* _SELECTED EXTRACT_

=== Section Start ===

Tuesday, 18 October 2011

Common greenshank

Tringa nebularia

Photo by Rajiv Lather (Birding in India and South Asia)

Common name:

Taxonomy:
Order Charadriiformes
Family Scolopacidae

Range:
These birds breed from from Scotland and Scandinavia, eatwards along the tundra and taiga areas of Siberia all the way to Kamchatka. They migrate south to winter in western Europe, the Mediterranean region, along the the coasts of Africa down to South Africa, then into southern Asia, in the Middle East, across the Indian sub-continent, in the Sunda islands and in Australia.

Size:
Greenshanks are 30-34 cm long and have a wingspan of up to 70 cm. They weigh around 280 g.

Habitat:
This species breeds in boreal forest, in swampy forest clearings, woody moorland, open bogs and marshes, and in eutrophic lakes with margins of dead and decaying vegetation. During wintering and migration they are found in a variety of freshwater, marine and artificial wetlands, including swamps, open muddy or rocky shores of lakes and large rivers, sewage farms, saltworks, inundated rice-fields, ponds, reservoirs, flooded grasslands, saltmarshes, sandy or muddy coastal flats, mangroves, estuaries, lagoons and pools on tidal reefs or exposed coral, although it generally avoids open coastlines.

Diet:
Greenshanks are carnivorous, eating insects and their larvae, crustaceans, annelids, molluscs, amphibians, small fishes like mullets Liza spp., clinids Clinus spp. and tilapias Oreochromis spp. Occasionally they also eat rodents.

=== Section End ===

* _SUPPLIED MATERIAL_

=== Section Start ===

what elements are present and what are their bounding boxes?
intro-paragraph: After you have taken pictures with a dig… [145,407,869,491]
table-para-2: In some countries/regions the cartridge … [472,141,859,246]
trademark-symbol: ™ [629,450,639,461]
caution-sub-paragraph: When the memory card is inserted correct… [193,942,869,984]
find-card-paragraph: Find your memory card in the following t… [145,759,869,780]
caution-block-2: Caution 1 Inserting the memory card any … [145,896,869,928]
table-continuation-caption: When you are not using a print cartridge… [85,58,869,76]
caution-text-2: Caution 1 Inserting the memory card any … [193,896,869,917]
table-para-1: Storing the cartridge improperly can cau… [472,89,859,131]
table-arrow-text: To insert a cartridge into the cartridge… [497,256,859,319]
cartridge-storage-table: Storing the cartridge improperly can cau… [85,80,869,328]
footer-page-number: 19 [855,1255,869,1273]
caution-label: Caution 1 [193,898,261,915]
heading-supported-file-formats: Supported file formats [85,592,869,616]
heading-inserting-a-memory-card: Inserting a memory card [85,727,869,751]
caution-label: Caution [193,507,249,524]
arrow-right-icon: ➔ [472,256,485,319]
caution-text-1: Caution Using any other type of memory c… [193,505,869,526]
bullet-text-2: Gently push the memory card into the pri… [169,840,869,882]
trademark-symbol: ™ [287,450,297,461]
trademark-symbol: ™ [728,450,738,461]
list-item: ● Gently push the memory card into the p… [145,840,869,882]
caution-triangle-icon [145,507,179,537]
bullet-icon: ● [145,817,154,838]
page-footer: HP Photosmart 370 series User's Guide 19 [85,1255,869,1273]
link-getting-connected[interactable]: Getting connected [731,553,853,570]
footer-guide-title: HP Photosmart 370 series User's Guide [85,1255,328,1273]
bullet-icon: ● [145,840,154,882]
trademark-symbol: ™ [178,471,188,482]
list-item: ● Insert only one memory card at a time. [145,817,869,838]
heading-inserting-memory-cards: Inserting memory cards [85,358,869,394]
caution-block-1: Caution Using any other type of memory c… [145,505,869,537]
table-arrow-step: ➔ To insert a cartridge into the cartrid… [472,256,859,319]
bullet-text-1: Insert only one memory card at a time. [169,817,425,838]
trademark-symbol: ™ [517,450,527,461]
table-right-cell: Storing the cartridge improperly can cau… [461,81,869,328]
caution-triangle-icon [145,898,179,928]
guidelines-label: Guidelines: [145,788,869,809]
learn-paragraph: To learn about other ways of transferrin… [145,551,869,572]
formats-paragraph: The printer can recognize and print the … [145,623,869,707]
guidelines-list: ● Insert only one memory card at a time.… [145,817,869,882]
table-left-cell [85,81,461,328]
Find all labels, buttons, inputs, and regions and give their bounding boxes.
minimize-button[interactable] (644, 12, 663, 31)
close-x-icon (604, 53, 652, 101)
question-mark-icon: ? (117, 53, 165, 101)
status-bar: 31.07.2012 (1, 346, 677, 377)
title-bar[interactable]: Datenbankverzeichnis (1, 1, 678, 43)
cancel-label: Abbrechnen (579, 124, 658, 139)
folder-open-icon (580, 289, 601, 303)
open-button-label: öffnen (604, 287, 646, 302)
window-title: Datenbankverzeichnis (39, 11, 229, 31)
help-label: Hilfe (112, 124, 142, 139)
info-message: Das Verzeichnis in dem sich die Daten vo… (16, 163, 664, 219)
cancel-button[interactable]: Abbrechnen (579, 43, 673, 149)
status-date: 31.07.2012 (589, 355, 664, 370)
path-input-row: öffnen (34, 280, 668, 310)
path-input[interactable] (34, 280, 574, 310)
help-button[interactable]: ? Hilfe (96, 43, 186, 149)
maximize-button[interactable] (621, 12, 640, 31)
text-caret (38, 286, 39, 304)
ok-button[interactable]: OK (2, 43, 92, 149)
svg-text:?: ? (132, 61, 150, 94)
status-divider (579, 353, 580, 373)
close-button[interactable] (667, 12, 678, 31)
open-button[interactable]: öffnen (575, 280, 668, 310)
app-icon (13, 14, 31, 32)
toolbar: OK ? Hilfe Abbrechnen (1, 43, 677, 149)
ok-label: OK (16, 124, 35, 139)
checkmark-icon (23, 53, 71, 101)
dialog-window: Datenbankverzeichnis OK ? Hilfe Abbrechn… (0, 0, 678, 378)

=== Section End ===

* _EXERCISE DESCRIPTION_
Which small fishes does the greenshank profile name as food? Give each common name with its genus. Work only from the greenshank profile, not from the listing.

* _WRITTEN RESPONSE_
Mullets (Liza), clinids (Clinus), tilapias (Oreochromis)